(Dataset excerpts)
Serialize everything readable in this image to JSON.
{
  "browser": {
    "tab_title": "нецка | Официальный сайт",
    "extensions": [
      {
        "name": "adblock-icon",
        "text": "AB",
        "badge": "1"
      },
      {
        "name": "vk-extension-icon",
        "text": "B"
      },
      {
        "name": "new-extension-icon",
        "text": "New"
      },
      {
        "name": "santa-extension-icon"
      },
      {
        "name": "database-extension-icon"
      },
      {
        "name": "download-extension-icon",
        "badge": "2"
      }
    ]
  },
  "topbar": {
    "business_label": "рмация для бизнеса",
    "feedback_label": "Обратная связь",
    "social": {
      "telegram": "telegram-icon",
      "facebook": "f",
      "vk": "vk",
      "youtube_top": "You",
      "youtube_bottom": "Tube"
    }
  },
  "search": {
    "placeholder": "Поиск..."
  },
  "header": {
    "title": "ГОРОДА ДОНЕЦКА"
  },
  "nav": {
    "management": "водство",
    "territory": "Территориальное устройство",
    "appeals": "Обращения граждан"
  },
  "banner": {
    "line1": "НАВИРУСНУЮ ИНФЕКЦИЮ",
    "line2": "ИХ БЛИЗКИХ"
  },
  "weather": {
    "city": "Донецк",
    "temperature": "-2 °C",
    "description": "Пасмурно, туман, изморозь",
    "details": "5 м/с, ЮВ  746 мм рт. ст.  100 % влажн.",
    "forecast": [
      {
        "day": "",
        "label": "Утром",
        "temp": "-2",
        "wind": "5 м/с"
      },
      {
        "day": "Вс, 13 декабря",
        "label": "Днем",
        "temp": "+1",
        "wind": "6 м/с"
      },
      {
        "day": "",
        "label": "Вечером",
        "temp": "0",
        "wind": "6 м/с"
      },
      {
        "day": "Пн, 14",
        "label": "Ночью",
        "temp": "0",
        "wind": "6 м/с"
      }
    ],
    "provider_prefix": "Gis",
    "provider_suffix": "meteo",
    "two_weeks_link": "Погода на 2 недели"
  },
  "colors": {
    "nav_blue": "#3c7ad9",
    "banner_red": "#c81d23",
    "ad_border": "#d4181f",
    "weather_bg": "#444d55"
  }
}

◆ **Objective**
Return every line holding the word "name" from the records.

◆ **Answer for this exercise**
        "name": "adblock-icon",
        "name": "vk-extension-icon",
        "name": "new-extension-icon",
        "name": "santa-extension-icon"
        "name": "database-extension-icon"
        "name": "download-extension-icon",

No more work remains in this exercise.